━━━━━ Raw records

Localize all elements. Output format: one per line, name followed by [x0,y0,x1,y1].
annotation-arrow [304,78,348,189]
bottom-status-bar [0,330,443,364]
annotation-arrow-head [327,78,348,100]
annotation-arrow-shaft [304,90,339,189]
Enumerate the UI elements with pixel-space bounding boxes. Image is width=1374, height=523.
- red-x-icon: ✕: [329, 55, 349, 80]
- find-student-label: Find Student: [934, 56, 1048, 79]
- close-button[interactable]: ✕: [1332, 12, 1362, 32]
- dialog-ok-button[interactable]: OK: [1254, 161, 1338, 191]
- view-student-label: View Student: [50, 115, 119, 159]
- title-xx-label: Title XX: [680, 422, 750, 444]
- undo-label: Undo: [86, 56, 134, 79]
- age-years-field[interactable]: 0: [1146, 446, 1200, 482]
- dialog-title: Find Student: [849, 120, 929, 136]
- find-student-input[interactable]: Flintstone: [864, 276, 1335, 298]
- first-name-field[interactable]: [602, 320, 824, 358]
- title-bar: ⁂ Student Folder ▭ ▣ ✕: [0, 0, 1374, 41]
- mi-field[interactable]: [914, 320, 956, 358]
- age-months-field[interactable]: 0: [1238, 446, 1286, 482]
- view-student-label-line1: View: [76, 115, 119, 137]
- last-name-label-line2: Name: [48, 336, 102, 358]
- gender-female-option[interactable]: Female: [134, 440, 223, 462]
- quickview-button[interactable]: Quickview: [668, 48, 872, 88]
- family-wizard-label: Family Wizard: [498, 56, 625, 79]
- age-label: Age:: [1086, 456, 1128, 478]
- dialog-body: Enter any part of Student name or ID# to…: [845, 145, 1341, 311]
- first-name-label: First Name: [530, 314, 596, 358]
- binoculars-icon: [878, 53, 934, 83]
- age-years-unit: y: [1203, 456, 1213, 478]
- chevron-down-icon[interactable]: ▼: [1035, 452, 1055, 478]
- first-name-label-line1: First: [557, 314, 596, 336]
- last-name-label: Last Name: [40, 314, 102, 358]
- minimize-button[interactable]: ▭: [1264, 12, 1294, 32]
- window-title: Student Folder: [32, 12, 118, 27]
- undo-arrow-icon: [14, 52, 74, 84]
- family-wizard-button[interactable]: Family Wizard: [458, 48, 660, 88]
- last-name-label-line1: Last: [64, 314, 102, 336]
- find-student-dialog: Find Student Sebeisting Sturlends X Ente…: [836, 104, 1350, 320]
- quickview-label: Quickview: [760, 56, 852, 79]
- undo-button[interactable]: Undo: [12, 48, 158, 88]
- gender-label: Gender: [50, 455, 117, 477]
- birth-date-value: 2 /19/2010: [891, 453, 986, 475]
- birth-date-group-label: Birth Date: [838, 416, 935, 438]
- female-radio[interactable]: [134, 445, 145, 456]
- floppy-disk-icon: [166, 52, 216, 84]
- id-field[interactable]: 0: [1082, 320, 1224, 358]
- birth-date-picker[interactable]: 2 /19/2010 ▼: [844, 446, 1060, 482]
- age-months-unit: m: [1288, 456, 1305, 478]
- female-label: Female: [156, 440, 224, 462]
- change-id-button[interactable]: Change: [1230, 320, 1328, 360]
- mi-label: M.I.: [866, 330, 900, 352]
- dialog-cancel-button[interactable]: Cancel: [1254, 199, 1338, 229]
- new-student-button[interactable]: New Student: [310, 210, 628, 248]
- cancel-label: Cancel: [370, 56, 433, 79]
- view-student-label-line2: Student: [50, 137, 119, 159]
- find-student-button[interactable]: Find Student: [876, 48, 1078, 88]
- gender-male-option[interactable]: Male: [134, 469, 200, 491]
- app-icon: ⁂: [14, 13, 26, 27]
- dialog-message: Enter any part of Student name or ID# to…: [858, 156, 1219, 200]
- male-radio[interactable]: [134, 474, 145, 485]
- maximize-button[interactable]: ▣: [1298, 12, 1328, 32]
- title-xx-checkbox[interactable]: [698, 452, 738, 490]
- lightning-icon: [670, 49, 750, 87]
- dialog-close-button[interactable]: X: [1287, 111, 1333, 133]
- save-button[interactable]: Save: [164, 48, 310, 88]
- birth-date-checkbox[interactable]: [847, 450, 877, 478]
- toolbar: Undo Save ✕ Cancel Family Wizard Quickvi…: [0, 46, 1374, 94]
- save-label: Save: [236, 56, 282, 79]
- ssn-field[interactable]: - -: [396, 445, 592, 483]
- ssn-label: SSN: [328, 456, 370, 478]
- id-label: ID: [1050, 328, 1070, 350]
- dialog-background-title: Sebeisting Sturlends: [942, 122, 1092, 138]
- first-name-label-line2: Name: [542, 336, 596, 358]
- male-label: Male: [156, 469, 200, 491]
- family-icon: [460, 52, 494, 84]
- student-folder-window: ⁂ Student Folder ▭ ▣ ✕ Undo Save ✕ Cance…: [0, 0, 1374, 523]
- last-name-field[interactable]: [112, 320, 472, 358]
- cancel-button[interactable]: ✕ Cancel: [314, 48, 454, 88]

━━━━━━━━━━

What to work on
Copy all the lines in the records above without any changes.

Expected answer
Localize all elements. Output format: one per line, name followed by [x0,y0,x1,y1].
annotation-arrow [304,78,348,189]
bottom-status-bar [0,330,443,364]
annotation-arrow-head [327,78,348,100]
annotation-arrow-shaft [304,90,339,189]
Enumerate the UI elements with pixel-space bounding boxes. Image is width=1374, height=523.
- red-x-icon: ✕: [329, 55, 349, 80]
- find-student-label: Find Student: [934, 56, 1048, 79]
- close-button[interactable]: ✕: [1332, 12, 1362, 32]
- dialog-ok-button[interactable]: OK: [1254, 161, 1338, 191]
- view-student-label: View Student: [50, 115, 119, 159]
- title-xx-label: Title XX: [680, 422, 750, 444]
- undo-label: Undo: [86, 56, 134, 79]
- age-years-field[interactable]: 0: [1146, 446, 1200, 482]
- dialog-title: Find Student: [849, 120, 929, 136]
- find-student-input[interactable]: Flintstone: [864, 276, 1335, 298]
- first-name-field[interactable]: [602, 320, 824, 358]
- title-bar: ⁂ Student Folder ▭ ▣ ✕: [0, 0, 1374, 41]
- mi-field[interactable]: [914, 320, 956, 358]
- age-months-field[interactable]: 0: [1238, 446, 1286, 482]
- view-student-label-line1: View: [76, 115, 119, 137]
- last-name-label-line2: Name: [48, 336, 102, 358]
- gender-female-option[interactable]: Female: [134, 440, 223, 462]
- quickview-button[interactable]: Quickview: [668, 48, 872, 88]
- family-wizard-label: Family Wizard: [498, 56, 625, 79]
- age-label: Age:: [1086, 456, 1128, 478]
- dialog-body: Enter any part of Student name or ID# to…: [845, 145, 1341, 311]
- first-name-label: First Name: [530, 314, 596, 358]
- binoculars-icon: [878, 53, 934, 83]
- age-years-unit: y: [1203, 456, 1213, 478]
- chevron-down-icon[interactable]: ▼: [1035, 452, 1055, 478]
- first-name-label-line1: First: [557, 314, 596, 336]
- last-name-label: Last Name: [40, 314, 102, 358]
- minimize-button[interactable]: ▭: [1264, 12, 1294, 32]
- window-title: Student Folder: [32, 12, 118, 27]
- undo-arrow-icon: [14, 52, 74, 84]
- family-wizard-button[interactable]: Family Wizard: [458, 48, 660, 88]
- last-name-label-line1: Last: [64, 314, 102, 336]
- find-student-dialog: Find Student Sebeisting Sturlends X Ente…: [836, 104, 1350, 320]
- quickview-label: Quickview: [760, 56, 852, 79]
- undo-button[interactable]: Undo: [12, 48, 158, 88]
- gender-label: Gender: [50, 455, 117, 477]
- birth-date-value: 2 /19/2010: [891, 453, 986, 475]
- birth-date-group-label: Birth Date: [838, 416, 935, 438]
- female-radio[interactable]: [134, 445, 145, 456]
- floppy-disk-icon: [166, 52, 216, 84]
- id-field[interactable]: 0: [1082, 320, 1224, 358]
- birth-date-picker[interactable]: 2 /19/2010 ▼: [844, 446, 1060, 482]
- age-months-unit: m: [1288, 456, 1305, 478]
- female-label: Female: [156, 440, 224, 462]
- change-id-button[interactable]: Change: [1230, 320, 1328, 360]
- mi-label: M.I.: [866, 330, 900, 352]
- dialog-cancel-button[interactable]: Cancel: [1254, 199, 1338, 229]
- new-student-button[interactable]: New Student: [310, 210, 628, 248]
- cancel-label: Cancel: [370, 56, 433, 79]
- view-student-label-line2: Student: [50, 137, 119, 159]
- find-student-button[interactable]: Find Student: [876, 48, 1078, 88]
- gender-male-option[interactable]: Male: [134, 469, 200, 491]
- app-icon: ⁂: [14, 13, 26, 27]
- dialog-message: Enter any part of Student name or ID# to…: [858, 156, 1219, 200]
- male-radio[interactable]: [134, 474, 145, 485]
- maximize-button[interactable]: ▣: [1298, 12, 1328, 32]
- title-xx-checkbox[interactable]: [698, 452, 738, 490]
- lightning-icon: [670, 49, 750, 87]
- dialog-close-button[interactable]: X: [1287, 111, 1333, 133]
- save-button[interactable]: Save: [164, 48, 310, 88]
- birth-date-checkbox[interactable]: [847, 450, 877, 478]
- toolbar: Undo Save ✕ Cancel Family Wizard Quickvi…: [0, 46, 1374, 94]
- save-label: Save: [236, 56, 282, 79]
- ssn-field[interactable]: - -: [396, 445, 592, 483]
- ssn-label: SSN: [328, 456, 370, 478]
- id-label: ID: [1050, 328, 1070, 350]
- dialog-background-title: Sebeisting Sturlends: [942, 122, 1092, 138]
- first-name-label-line2: Name: [542, 336, 596, 358]
- male-label: Male: [156, 469, 200, 491]
- family-icon: [460, 52, 494, 84]
- student-folder-window: ⁂ Student Folder ▭ ▣ ✕ Undo Save ✕ Cance…: [0, 0, 1374, 523]
- last-name-field[interactable]: [112, 320, 472, 358]
- cancel-button[interactable]: ✕ Cancel: [314, 48, 454, 88]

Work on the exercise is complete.